OBJECTIVE: Collect all lines from the listing that include the string "Inventory".

DATA IN THIS EXERCISE:
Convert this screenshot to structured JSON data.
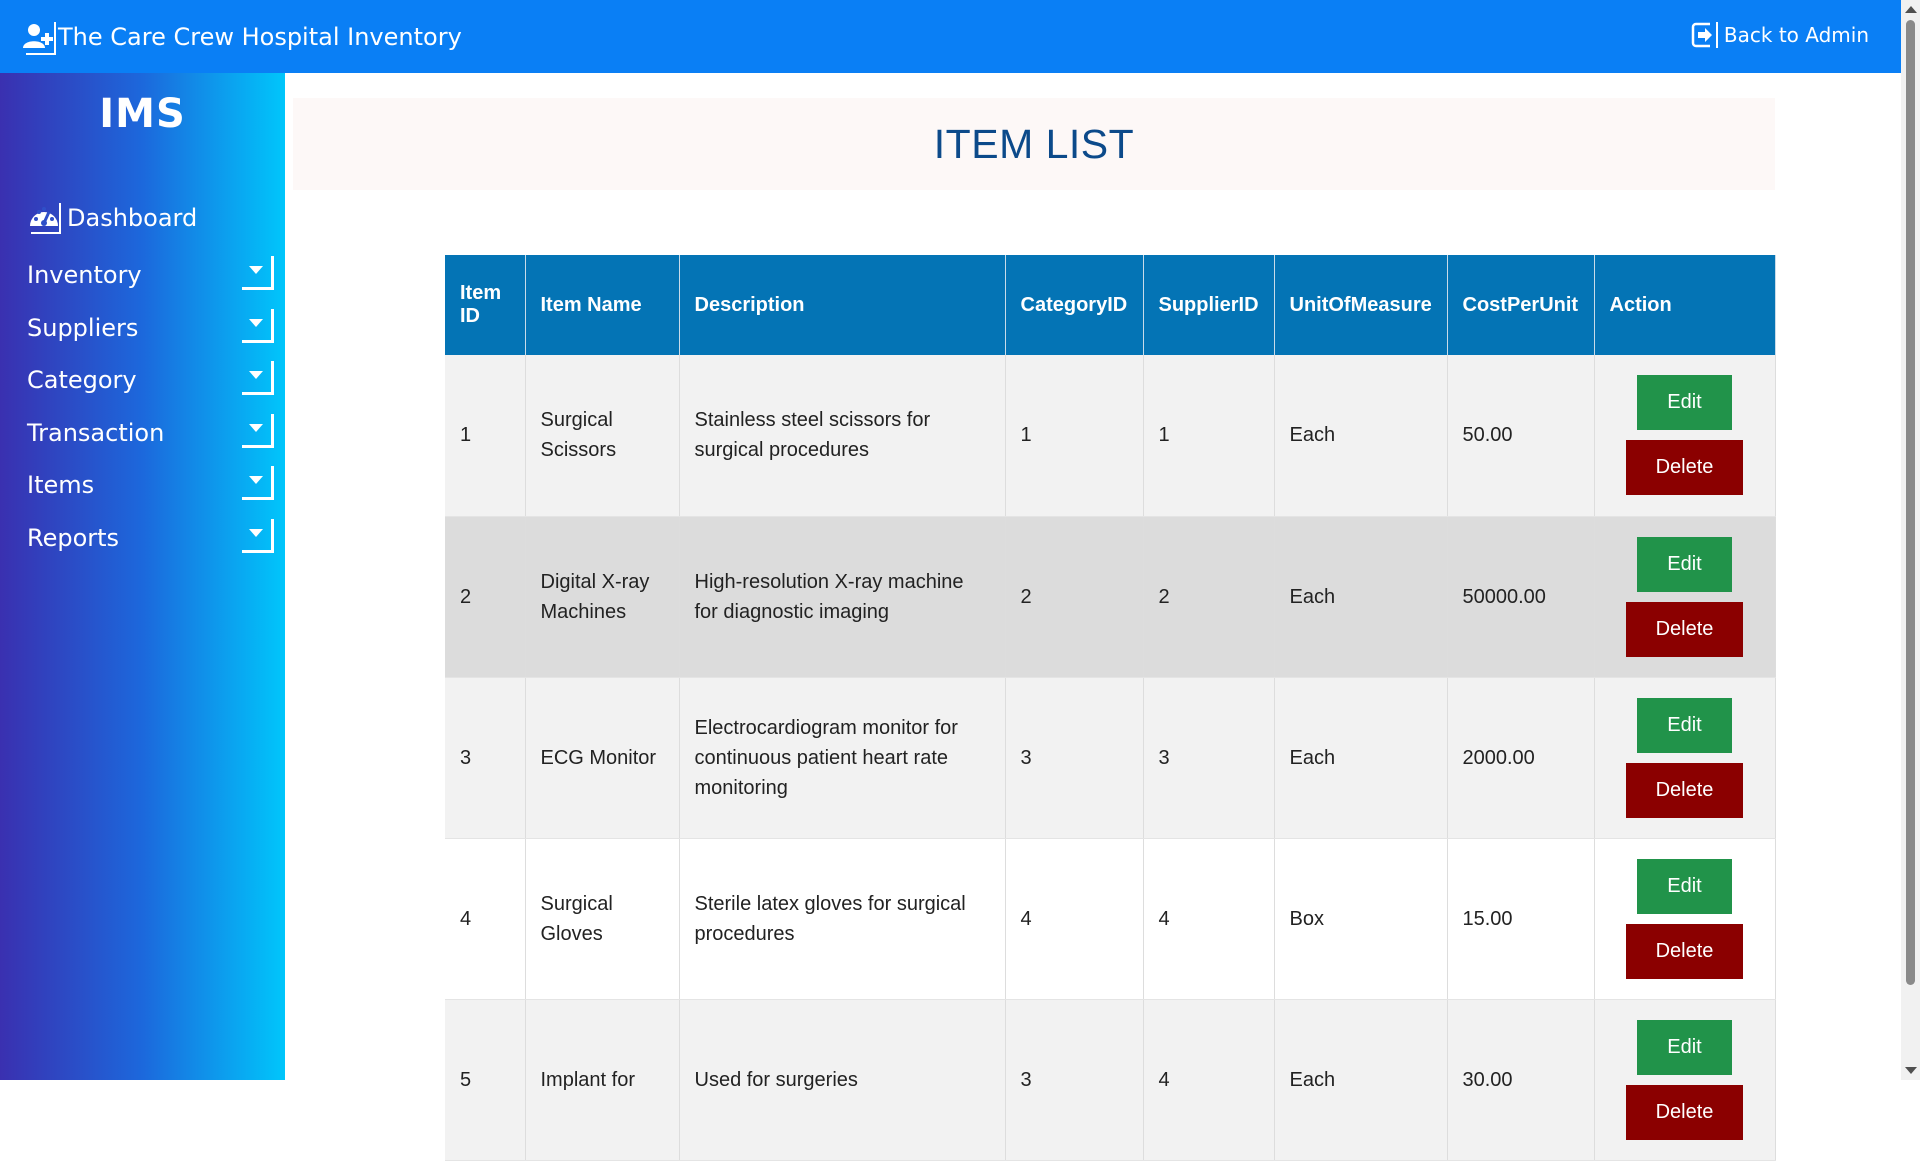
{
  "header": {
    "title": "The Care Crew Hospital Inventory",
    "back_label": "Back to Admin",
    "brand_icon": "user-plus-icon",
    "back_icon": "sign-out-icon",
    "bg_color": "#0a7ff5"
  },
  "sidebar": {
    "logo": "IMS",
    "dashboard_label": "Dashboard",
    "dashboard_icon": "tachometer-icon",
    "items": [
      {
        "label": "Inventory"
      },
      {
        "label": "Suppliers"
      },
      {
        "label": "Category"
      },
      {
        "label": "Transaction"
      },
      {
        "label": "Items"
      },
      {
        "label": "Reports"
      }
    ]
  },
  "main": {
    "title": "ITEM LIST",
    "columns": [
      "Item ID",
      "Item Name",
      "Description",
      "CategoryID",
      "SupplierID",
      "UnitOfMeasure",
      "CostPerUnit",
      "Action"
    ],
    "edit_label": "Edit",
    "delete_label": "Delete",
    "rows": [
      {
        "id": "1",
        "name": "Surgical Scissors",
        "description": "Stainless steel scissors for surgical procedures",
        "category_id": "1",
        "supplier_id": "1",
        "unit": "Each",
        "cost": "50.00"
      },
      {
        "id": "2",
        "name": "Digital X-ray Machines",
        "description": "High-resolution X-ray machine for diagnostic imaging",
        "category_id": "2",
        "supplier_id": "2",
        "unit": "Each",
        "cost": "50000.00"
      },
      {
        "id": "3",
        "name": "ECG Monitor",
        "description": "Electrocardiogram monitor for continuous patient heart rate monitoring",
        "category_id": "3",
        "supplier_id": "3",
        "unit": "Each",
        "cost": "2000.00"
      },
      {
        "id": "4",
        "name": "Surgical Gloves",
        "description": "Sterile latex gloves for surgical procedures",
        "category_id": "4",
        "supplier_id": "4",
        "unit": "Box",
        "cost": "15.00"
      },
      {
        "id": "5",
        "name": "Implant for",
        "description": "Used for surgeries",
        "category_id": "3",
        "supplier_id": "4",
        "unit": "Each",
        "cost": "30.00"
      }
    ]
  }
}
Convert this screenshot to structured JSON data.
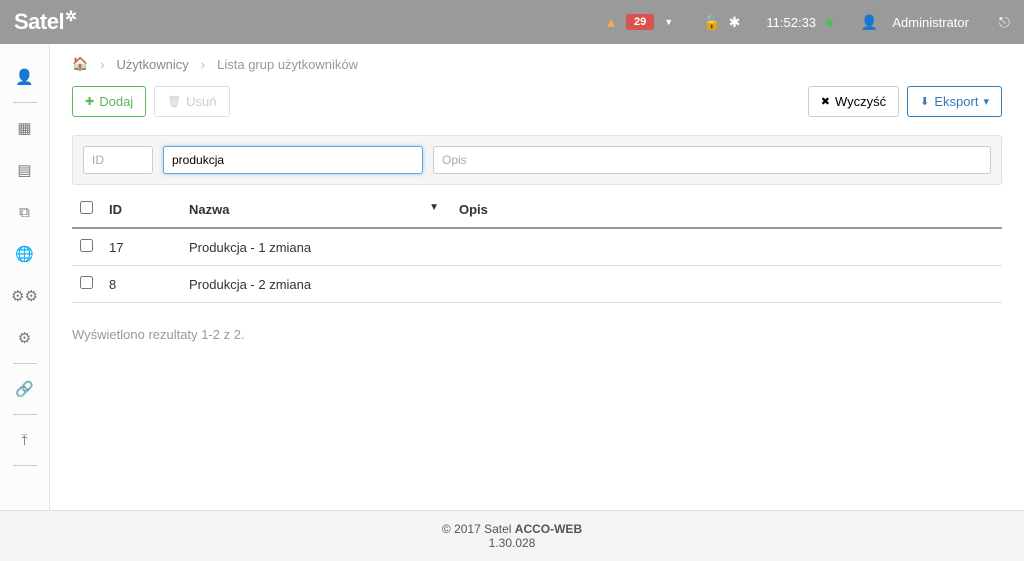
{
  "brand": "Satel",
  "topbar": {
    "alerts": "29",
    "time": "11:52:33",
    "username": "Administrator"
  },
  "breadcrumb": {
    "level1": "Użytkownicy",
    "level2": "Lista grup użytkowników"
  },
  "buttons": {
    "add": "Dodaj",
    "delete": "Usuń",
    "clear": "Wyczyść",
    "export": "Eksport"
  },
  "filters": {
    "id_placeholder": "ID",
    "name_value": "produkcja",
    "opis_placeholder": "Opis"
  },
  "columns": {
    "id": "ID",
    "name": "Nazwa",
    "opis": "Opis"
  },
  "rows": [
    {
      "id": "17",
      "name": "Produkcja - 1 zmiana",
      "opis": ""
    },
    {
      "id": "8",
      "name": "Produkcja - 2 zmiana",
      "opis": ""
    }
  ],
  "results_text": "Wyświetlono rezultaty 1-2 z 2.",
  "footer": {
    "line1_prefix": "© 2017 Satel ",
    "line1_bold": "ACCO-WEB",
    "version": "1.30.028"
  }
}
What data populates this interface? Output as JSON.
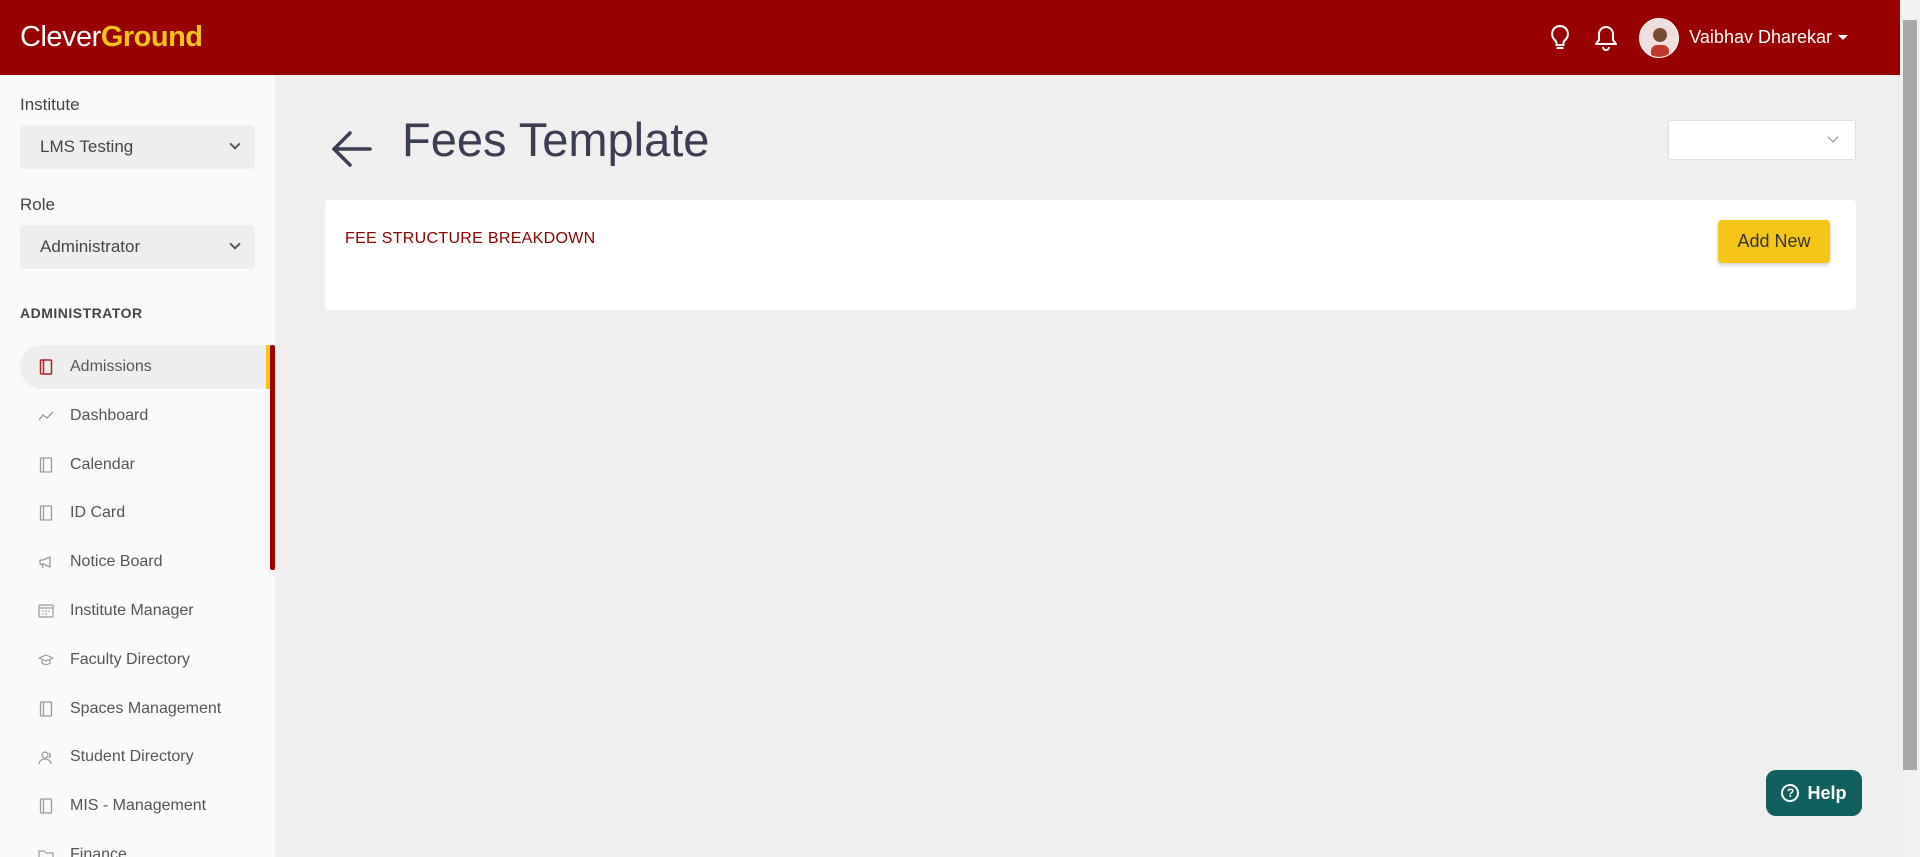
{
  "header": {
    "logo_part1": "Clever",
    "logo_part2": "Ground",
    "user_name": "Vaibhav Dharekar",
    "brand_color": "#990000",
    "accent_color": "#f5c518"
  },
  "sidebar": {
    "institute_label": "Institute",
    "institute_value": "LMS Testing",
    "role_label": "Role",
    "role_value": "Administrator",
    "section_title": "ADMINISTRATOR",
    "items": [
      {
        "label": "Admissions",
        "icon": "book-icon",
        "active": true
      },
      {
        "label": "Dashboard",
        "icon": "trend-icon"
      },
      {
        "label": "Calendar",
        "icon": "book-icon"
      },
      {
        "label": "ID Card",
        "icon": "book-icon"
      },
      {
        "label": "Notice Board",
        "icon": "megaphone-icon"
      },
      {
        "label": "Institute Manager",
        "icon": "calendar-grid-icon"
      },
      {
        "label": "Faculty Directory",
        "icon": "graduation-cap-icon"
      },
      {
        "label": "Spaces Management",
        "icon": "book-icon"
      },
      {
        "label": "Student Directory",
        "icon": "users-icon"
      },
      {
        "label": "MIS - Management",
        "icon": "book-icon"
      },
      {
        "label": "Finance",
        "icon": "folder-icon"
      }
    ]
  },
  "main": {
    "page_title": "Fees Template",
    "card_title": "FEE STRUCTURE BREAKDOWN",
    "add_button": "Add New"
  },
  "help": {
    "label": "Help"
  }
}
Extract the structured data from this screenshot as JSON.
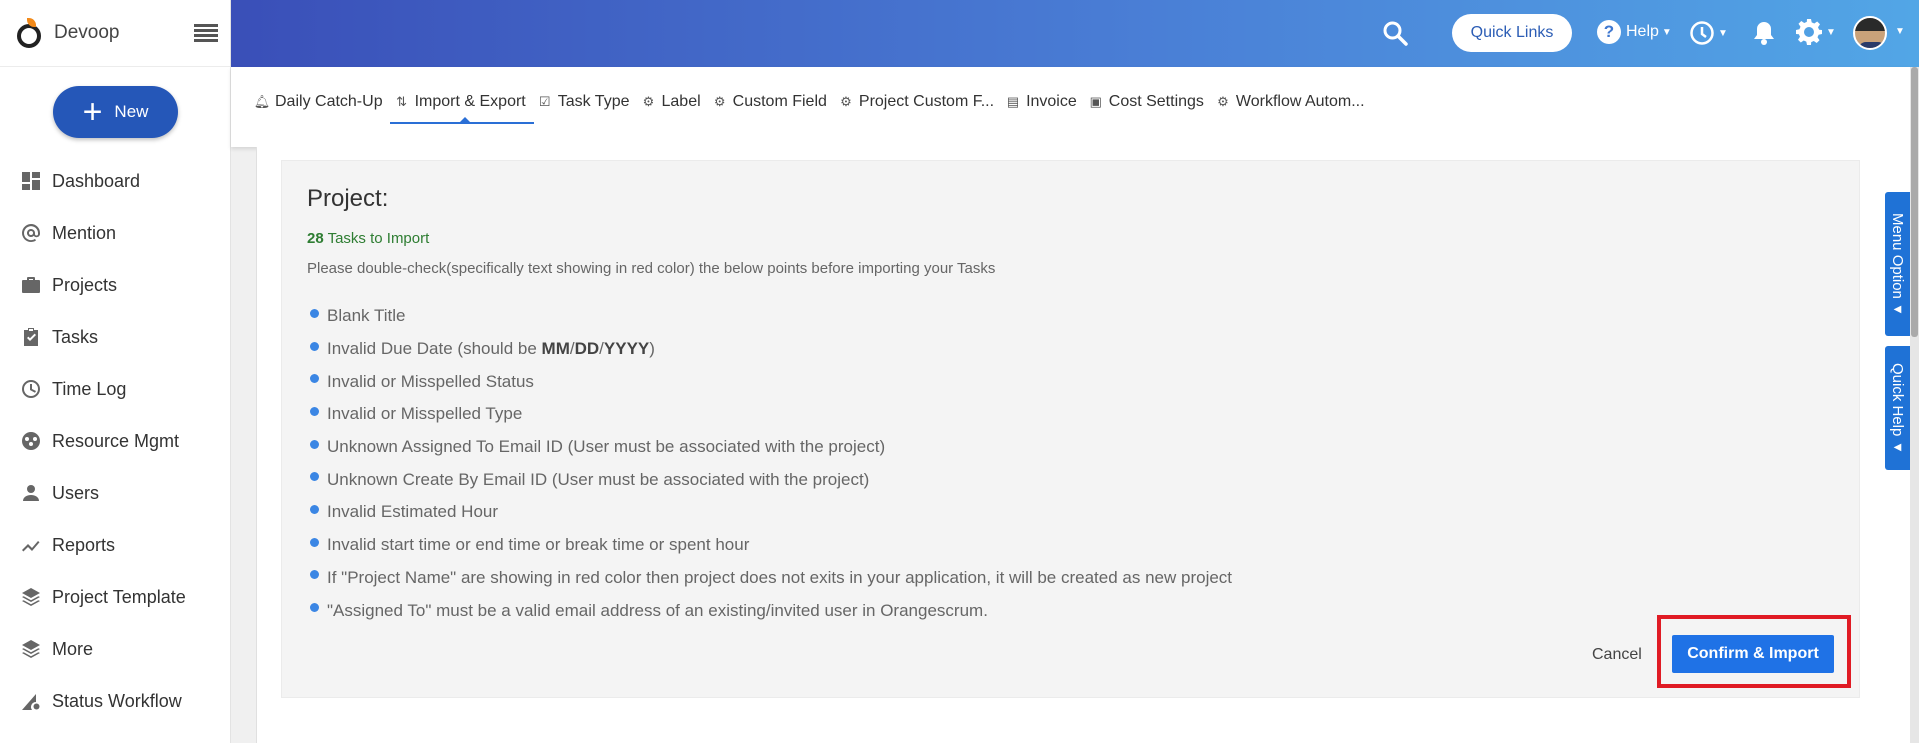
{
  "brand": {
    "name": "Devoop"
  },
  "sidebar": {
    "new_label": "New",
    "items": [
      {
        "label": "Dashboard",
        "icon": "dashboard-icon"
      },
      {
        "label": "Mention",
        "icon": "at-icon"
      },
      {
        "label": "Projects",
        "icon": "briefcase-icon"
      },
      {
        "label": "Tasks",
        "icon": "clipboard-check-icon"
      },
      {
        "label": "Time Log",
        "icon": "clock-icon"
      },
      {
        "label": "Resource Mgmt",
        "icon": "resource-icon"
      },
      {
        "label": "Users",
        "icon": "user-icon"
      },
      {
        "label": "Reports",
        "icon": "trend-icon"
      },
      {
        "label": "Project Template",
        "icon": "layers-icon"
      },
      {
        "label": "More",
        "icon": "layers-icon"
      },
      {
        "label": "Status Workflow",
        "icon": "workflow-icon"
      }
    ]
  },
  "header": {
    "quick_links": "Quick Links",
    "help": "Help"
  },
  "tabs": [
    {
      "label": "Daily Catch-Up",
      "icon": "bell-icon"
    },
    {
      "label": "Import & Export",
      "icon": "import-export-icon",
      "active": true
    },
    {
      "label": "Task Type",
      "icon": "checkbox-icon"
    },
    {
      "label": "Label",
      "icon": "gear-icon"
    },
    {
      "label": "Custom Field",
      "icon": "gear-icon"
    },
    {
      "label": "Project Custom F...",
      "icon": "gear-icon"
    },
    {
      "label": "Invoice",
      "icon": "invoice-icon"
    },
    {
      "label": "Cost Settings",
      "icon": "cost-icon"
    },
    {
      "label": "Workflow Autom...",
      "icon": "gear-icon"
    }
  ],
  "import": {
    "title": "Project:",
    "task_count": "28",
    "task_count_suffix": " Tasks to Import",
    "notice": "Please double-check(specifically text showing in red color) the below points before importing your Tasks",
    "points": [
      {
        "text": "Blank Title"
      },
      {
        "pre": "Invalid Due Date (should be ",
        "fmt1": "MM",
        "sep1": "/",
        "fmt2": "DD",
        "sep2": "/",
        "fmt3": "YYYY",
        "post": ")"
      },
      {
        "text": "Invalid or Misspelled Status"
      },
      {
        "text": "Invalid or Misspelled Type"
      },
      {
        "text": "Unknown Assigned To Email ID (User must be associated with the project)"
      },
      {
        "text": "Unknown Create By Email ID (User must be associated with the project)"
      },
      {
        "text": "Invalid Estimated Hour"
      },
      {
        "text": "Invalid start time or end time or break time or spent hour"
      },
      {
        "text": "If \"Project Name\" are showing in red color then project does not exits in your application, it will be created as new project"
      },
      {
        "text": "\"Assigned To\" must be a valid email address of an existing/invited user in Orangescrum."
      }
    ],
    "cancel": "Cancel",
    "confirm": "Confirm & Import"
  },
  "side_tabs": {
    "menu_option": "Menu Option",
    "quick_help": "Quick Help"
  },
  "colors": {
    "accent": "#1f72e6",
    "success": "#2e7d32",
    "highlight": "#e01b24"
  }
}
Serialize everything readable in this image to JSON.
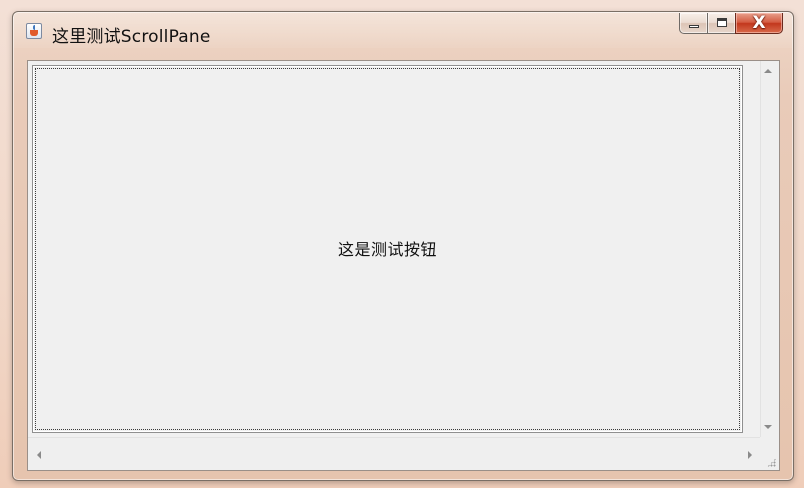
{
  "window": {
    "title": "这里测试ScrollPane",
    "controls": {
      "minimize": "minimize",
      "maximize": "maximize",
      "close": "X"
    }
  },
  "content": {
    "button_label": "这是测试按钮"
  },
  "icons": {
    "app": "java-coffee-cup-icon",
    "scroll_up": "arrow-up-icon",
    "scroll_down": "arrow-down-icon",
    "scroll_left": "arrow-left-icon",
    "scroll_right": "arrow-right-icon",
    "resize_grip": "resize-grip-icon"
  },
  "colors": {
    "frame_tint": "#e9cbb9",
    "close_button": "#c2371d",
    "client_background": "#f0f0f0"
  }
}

EXPECTED ANSWER:
    "title": "The Care Crew Hospital Inventory",
        "label": "Inventory"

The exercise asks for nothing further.